→ PAGE EXTRACT:
-- Begin --

NZOA newmusic single november 18

CURRENT ISSUE

DONATE ADVERTISE SUBSCRIBE
May/June 2018

by Joel Thomas

Wax Chattels: Coffee & Chat(tels)

by Joel Thomas

Wax Chattels: Coffee & Chat(tels)

Wax Chattels are an Auckland three-piece that has hit it hard since forming less than two years ago. They made Top 10 on alternative stations across the country and gained a rewarding last-minute addition to the Going Global 2017 showcase gig, got signed by US label Captured Tracks as well as Flying Nun, have toured through China, Japan and Taiwan and are about to release their self-titled debut album. The band has even been tweeted about by X-Files actress Gillian Anderson – something the trio swears to NZM’s Joel Thomas was 100%, not a deliberate PR move.

“What? People think we lined that up?” asks Amanda Cheng, bassist of the three-piece Wax Chattels in a shocked voice.“

Yeah,” I reply. “Some people think it was a marketing ploy.”

“That’s hilarious,” responds Peter Ruddell, keyboardist in their ‘guitarless guitar music’ band.

“It’s amazing they think we could’ve lined that up,” Amanda adds.

We are chatting over coffee in the dark waiting area of Capitol Cinema on Dominion Rd at drummer Tom Leggett’s suggestion. They’re far nicer about my poor punctuality than they might have been and talk with me through half an hour of their practice time, a testament to the gentle nature of a band that makes rather invasive and certainly not-so-gentle music.

-- End --

[Saved entries]
-- Begin --

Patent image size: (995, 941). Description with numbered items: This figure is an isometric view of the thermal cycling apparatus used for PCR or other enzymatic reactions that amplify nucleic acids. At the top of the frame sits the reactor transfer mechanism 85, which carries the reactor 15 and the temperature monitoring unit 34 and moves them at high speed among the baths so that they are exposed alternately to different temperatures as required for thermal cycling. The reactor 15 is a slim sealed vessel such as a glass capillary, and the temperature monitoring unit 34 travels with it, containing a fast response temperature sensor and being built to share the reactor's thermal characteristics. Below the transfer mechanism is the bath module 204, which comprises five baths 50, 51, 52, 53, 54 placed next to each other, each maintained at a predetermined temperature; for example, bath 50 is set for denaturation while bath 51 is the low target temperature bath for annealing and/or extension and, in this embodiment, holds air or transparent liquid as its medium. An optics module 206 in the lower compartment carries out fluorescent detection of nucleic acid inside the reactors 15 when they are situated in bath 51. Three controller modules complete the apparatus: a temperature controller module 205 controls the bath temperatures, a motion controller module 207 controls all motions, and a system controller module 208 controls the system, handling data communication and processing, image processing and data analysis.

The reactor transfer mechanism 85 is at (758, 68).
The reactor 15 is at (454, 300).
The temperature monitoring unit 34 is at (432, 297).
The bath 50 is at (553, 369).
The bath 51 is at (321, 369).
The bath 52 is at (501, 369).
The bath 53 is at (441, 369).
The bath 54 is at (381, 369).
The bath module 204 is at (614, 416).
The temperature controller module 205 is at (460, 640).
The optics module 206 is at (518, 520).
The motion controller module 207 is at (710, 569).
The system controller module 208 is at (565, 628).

-- End --

→ WHAT THE EXERCISE ASKS: Retype the entire Wax Chattels page extract above word for word, keeping every line and character unchanged.

→ CORRECT ANSWER:
NZOA newmusic single november 18

CURRENT ISSUE

DONATE ADVERTISE SUBSCRIBE
May/June 2018

by Joel Thomas

Wax Chattels: Coffee & Chat(tels)

by Joel Thomas

Wax Chattels: Coffee & Chat(tels)

Wax Chattels are an Auckland three-piece that has hit it hard since forming less than two years ago. They made Top 10 on alternative stations across the country and gained a rewarding last-minute addition to the Going Global 2017 showcase gig, got signed by US label Captured Tracks as well as Flying Nun, have toured through China, Japan and Taiwan and are about to release their self-titled debut album. The band has even been tweeted about by X-Files actress Gillian Anderson – something the trio swears to NZM’s Joel Thomas was 100%, not a deliberate PR move.

“What? People think we lined that up?” asks Amanda Cheng, bassist of the three-piece Wax Chattels in a shocked voice.“

Yeah,” I reply. “Some people think it was a marketing ploy.”

“That’s hilarious,” responds Peter Ruddell, keyboardist in their ‘guitarless guitar music’ band.

“It’s amazing they think we could’ve lined that up,” Amanda adds.

We are chatting over coffee in the dark waiting area of Capitol Cinema on Dominion Rd at drummer Tom Leggett’s suggestion. They’re far nicer about my poor punctuality than they might have been and talk with me through half an hour of their practice time, a testament to the gentle nature of a band that makes rather invasive and certainly not-so-gentle music.